EXERCISE DIRECTIONS: Count each line below that has "style" anywhere in it. Answer with the total alone.
═════ EXERCISE DATA
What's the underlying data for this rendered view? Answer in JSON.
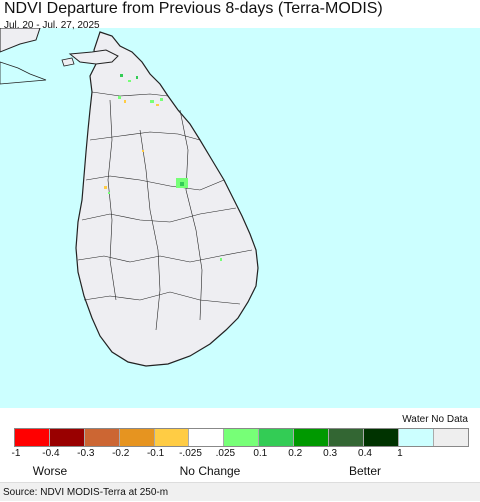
{
  "header": {
    "title": "NDVI Departure from Previous 8-days (Terra-MODIS)",
    "date_range": "Jul. 20 - Jul. 27, 2025"
  },
  "legend": {
    "water_label": "Water No Data",
    "colors": [
      "#ff0000",
      "#990000",
      "#cc6633",
      "#e69420",
      "#ffcc44",
      "#ffffff",
      "#77ff77",
      "#33cc55",
      "#009900",
      "#336633",
      "#003300",
      "#ccffff",
      "#eeeeee"
    ],
    "tick_labels": [
      "-1",
      "-0.4",
      "-0.3",
      "-0.2",
      "-0.1",
      "-.025",
      ".025",
      "0.1",
      "0.2",
      "0.3",
      "0.4",
      "1"
    ],
    "worse_label": "Worse",
    "no_change_label": "No Change",
    "better_label": "Better"
  },
  "map": {
    "water_color": "#ccffff",
    "land_color": "#eeeef2",
    "border_color": "#222222"
  },
  "footer": {
    "source": "Source: NDVI MODIS-Terra at 250-m"
  }
}
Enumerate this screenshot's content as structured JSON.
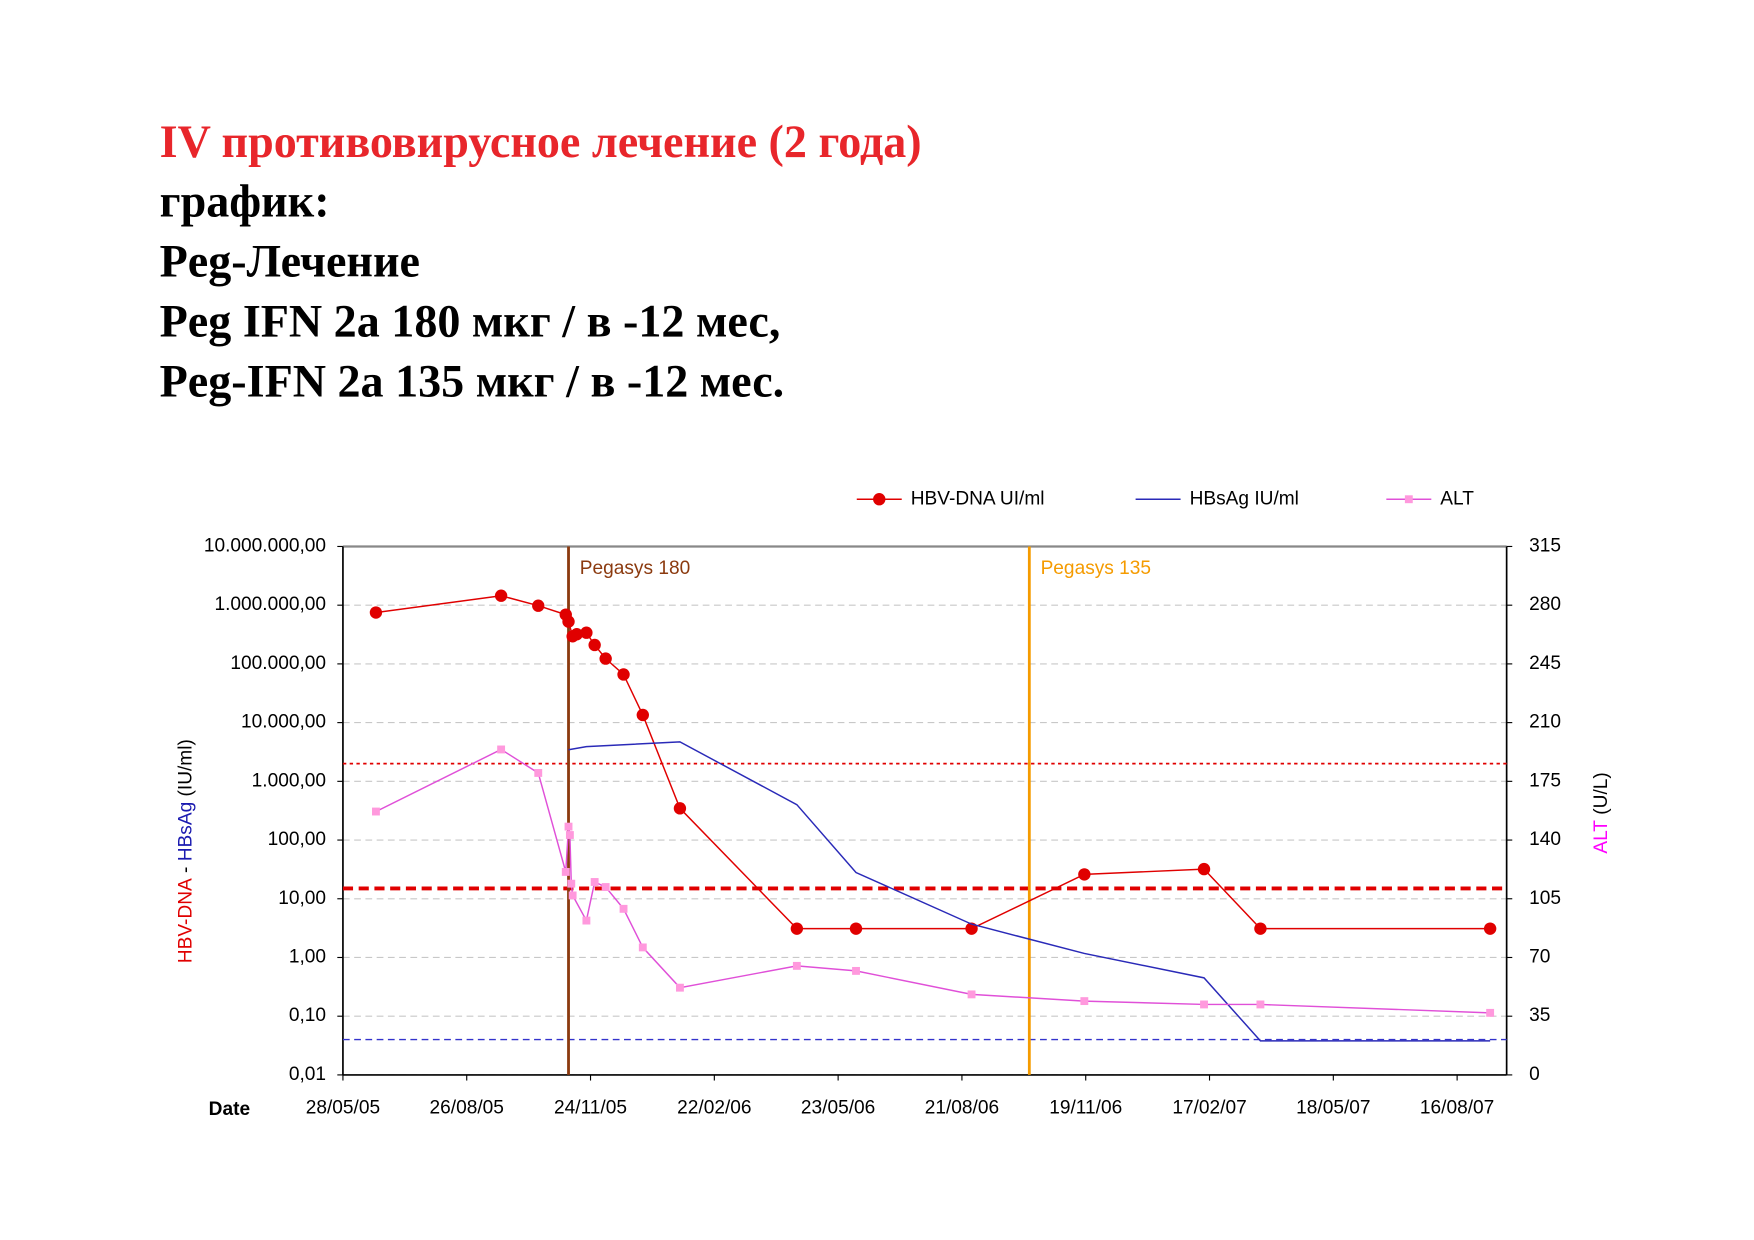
{
  "header": {
    "lines": [
      {
        "text": "IV противовирусное лечение (2 года)",
        "color": "#e8262b"
      },
      {
        "text": "график:",
        "color": "#000000"
      },
      {
        "text": "Peg-Лечение",
        "color": "#000000"
      },
      {
        "text": "Peg IFN 2a 180 мкг / в -12 мес,",
        "color": "#000000"
      },
      {
        "text": "Peg-IFN 2a 135 мкг / в -12 мес.",
        "color": "#000000"
      }
    ]
  },
  "chart_data": {
    "type": "line",
    "y_scale": "log",
    "grid": true,
    "x_label": "Date",
    "y_label_parts": [
      {
        "text": "HBV-DNA",
        "color": "#e00000"
      },
      {
        "text": " - ",
        "color": "#000000"
      },
      {
        "text": "HBsAg",
        "color": "#1a1ab0"
      },
      {
        "text": " (IU/ml)",
        "color": "#000000"
      }
    ],
    "y2_label_parts": [
      {
        "text": "ALT",
        "color": "#ff00ff"
      },
      {
        "text": " (U/L)",
        "color": "#000000"
      }
    ],
    "xlim": [
      "28/05/05",
      "21/09/07"
    ],
    "xticks": [
      "28/05/05",
      "26/08/05",
      "24/11/05",
      "22/02/06",
      "23/05/06",
      "21/08/06",
      "19/11/06",
      "17/02/07",
      "18/05/07",
      "16/08/07"
    ],
    "ylim": [
      0.01,
      10000000
    ],
    "yticks": [
      {
        "value": 0.01,
        "label": "0,01"
      },
      {
        "value": 0.1,
        "label": "0,10"
      },
      {
        "value": 1,
        "label": "1,00"
      },
      {
        "value": 10,
        "label": "10,00"
      },
      {
        "value": 100,
        "label": "100,00"
      },
      {
        "value": 1000,
        "label": "1.000,00"
      },
      {
        "value": 10000,
        "label": "10.000,00"
      },
      {
        "value": 100000,
        "label": "100.000,00"
      },
      {
        "value": 1000000,
        "label": "1.000.000,00"
      },
      {
        "value": 10000000,
        "label": "10.000.000,00"
      }
    ],
    "y2lim": [
      0,
      315
    ],
    "y2ticks": [
      0,
      35,
      70,
      105,
      140,
      175,
      210,
      245,
      280,
      315
    ],
    "series": [
      {
        "name": "HBV-DNA UI/ml",
        "color": "#e00000",
        "marker": "circle",
        "x": [
          "21/06/05",
          "20/09/05",
          "17/10/05",
          "06/11/05",
          "08/11/05",
          "11/11/05",
          "14/11/05",
          "21/11/05",
          "27/11/05",
          "05/12/05",
          "18/12/05",
          "01/01/06",
          "28/01/06",
          "23/04/06",
          "05/06/06",
          "28/08/06",
          "18/11/06",
          "13/02/07",
          "26/03/07",
          "09/09/07"
        ],
        "values": [
          750000,
          1450000,
          980000,
          690000,
          525000,
          295000,
          320000,
          340000,
          210000,
          123000,
          66000,
          13500,
          347,
          3.1,
          3.1,
          3.1,
          26,
          32,
          3.1,
          3.1
        ]
      },
      {
        "name": "HBsAg IU/ml",
        "color": "#2a2ab8",
        "marker": null,
        "x": [
          "08/11/05",
          "21/11/05",
          "28/01/06",
          "23/04/06",
          "05/06/06",
          "28/08/06",
          "18/11/06",
          "13/02/07",
          "26/03/07",
          "09/09/07"
        ],
        "values": [
          3450,
          3900,
          4700,
          400,
          28,
          3.7,
          1.17,
          0.45,
          0.038,
          0.038
        ]
      },
      {
        "name": "ALT",
        "color": "#e050d8",
        "marker": "square",
        "marker_color": "#ff99dd",
        "axis": "y2",
        "x": [
          "21/06/05",
          "20/09/05",
          "17/10/05",
          "06/11/05",
          "08/11/05",
          "09/11/05",
          "10/11/05",
          "11/11/05",
          "21/11/05",
          "27/11/05",
          "05/12/05",
          "18/12/05",
          "01/01/06",
          "28/01/06",
          "23/04/06",
          "05/06/06",
          "28/08/06",
          "18/11/06",
          "13/02/07",
          "26/03/07",
          "09/09/07"
        ],
        "values": [
          157,
          194,
          180,
          121,
          148,
          143,
          114,
          107,
          92,
          115,
          112,
          99,
          76,
          52,
          65,
          62,
          48,
          44,
          42,
          42,
          37
        ]
      }
    ],
    "reference_lines": [
      {
        "value": 2000,
        "color": "#e00000",
        "style": "dotted"
      },
      {
        "value": 15,
        "color": "#e00000",
        "style": "bold-dashed"
      },
      {
        "value": 0.04,
        "color": "#3333cc",
        "style": "dashed"
      }
    ],
    "annotations": [
      {
        "text": "Pegasys 180",
        "x": "08/11/05",
        "color": "#8b3a0f"
      },
      {
        "text": "Pegasys 135",
        "x": "09/10/06",
        "color": "#f59b00"
      }
    ]
  }
}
══════════
FINAL RESULT: 3